▶ _DESCRIPTION OF THE TASK_
Of all the lines in the material, how many contain the word "王川華老師"? State the number alone.

[Collection entries]
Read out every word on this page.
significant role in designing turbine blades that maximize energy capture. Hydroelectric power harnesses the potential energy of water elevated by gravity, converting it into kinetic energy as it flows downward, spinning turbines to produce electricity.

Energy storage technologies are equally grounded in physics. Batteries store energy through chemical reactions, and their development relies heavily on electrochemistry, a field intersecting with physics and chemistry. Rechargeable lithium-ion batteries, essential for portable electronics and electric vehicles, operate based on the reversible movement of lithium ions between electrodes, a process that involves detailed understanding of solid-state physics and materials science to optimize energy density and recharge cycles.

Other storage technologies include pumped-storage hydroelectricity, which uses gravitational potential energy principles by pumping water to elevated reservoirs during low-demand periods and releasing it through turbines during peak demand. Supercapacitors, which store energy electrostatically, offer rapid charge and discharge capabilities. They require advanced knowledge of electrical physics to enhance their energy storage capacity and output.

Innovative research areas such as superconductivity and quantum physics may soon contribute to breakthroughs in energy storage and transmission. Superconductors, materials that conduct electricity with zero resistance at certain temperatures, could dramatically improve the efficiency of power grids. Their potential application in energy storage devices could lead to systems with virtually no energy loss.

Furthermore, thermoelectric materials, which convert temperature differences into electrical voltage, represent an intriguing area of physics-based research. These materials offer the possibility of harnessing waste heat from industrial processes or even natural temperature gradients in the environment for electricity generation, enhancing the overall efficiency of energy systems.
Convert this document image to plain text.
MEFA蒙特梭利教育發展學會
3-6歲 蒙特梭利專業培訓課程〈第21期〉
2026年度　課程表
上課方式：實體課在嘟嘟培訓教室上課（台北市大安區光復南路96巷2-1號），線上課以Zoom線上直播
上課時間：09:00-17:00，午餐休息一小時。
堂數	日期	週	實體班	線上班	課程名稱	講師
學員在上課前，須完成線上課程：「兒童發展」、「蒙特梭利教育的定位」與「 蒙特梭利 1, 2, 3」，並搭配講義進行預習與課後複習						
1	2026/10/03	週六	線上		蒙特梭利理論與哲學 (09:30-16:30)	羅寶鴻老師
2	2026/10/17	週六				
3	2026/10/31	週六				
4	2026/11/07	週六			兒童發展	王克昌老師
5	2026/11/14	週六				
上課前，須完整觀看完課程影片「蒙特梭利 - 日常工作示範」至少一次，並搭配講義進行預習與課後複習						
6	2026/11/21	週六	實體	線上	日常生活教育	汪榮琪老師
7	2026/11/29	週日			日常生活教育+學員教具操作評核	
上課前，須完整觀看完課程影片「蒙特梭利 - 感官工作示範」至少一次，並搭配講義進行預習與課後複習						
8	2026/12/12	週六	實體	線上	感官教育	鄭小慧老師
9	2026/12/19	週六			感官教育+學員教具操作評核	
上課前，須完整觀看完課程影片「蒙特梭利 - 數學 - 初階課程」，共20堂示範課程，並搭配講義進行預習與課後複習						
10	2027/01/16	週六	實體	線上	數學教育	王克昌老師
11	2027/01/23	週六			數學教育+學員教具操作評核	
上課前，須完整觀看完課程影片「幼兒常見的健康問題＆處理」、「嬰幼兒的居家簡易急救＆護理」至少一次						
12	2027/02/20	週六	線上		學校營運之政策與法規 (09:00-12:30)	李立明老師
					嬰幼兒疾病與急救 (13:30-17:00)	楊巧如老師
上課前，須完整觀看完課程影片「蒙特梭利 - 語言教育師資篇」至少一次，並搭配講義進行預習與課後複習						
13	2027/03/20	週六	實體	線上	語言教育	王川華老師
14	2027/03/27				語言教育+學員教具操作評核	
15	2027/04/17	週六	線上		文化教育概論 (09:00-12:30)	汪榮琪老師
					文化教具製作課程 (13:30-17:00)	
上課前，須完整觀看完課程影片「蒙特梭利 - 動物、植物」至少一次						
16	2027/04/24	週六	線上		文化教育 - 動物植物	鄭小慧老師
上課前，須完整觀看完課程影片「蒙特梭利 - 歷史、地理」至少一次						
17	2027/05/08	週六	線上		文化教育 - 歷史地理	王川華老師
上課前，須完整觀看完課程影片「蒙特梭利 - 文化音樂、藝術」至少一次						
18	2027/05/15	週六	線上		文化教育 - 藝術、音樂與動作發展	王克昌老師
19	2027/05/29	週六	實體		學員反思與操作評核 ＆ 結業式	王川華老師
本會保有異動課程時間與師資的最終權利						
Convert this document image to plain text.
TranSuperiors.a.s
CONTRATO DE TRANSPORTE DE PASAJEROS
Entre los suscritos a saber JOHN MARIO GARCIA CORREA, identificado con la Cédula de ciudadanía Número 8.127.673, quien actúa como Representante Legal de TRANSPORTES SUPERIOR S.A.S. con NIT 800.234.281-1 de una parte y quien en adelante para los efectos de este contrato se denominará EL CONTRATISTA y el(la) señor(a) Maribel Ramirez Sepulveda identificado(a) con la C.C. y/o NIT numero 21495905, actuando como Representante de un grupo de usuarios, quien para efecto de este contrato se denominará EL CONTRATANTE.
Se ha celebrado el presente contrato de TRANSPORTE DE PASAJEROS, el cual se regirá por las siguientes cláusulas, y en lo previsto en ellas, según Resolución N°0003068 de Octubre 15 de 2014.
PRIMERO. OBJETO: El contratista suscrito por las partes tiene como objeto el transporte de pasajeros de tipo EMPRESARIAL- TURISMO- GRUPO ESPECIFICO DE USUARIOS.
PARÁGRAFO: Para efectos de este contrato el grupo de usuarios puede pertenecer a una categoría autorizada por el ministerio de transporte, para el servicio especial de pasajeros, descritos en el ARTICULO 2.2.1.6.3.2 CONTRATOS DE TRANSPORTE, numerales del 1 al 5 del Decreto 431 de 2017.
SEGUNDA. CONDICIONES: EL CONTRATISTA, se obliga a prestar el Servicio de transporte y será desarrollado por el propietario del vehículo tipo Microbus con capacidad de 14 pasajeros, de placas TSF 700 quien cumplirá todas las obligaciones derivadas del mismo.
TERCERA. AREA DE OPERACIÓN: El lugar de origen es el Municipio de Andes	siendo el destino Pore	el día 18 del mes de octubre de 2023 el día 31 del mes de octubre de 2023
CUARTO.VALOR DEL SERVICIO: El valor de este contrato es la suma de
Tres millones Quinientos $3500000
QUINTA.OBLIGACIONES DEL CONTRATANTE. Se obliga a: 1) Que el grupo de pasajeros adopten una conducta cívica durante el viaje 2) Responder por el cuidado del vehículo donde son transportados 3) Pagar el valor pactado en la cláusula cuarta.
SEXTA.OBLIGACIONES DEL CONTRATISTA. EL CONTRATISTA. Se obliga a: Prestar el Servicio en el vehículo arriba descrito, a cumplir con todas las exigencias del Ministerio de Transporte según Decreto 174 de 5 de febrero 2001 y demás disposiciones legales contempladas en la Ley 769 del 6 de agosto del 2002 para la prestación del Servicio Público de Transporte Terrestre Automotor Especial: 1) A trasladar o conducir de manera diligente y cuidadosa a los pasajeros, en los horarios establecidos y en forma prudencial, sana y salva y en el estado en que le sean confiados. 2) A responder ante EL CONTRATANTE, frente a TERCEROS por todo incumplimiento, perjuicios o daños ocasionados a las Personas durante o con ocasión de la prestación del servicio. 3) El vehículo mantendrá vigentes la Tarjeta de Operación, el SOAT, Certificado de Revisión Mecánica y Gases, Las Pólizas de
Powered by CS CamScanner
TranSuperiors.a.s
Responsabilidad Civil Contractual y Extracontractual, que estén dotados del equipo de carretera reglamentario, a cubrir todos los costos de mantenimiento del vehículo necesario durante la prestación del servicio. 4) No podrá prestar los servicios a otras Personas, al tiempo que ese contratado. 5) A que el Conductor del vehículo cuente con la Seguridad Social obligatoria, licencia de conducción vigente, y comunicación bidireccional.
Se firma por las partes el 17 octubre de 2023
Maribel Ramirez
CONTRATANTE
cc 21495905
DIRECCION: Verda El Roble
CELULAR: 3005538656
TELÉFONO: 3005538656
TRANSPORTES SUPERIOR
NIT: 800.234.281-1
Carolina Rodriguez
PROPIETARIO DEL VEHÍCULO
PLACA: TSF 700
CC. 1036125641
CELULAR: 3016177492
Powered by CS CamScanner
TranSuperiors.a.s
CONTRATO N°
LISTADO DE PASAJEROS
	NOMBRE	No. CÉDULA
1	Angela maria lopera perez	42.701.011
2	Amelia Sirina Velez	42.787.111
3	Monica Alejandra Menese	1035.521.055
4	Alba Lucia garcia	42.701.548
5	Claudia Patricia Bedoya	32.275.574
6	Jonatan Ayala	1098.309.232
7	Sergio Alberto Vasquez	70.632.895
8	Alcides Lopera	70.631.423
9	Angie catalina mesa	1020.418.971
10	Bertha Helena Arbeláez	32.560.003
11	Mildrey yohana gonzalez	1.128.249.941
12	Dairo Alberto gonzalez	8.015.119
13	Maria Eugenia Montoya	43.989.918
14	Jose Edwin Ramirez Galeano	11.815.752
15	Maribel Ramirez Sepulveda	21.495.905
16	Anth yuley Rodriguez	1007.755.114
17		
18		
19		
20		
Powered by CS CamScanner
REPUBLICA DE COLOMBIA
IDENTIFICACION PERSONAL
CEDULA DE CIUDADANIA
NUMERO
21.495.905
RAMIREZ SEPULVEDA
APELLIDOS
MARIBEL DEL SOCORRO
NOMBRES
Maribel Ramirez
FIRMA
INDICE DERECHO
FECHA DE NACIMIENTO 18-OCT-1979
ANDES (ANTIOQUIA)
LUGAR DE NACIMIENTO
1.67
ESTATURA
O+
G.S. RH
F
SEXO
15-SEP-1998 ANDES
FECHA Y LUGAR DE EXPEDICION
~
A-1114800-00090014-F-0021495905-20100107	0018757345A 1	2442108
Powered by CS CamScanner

▶ _WRITTEN RESPONSE_
3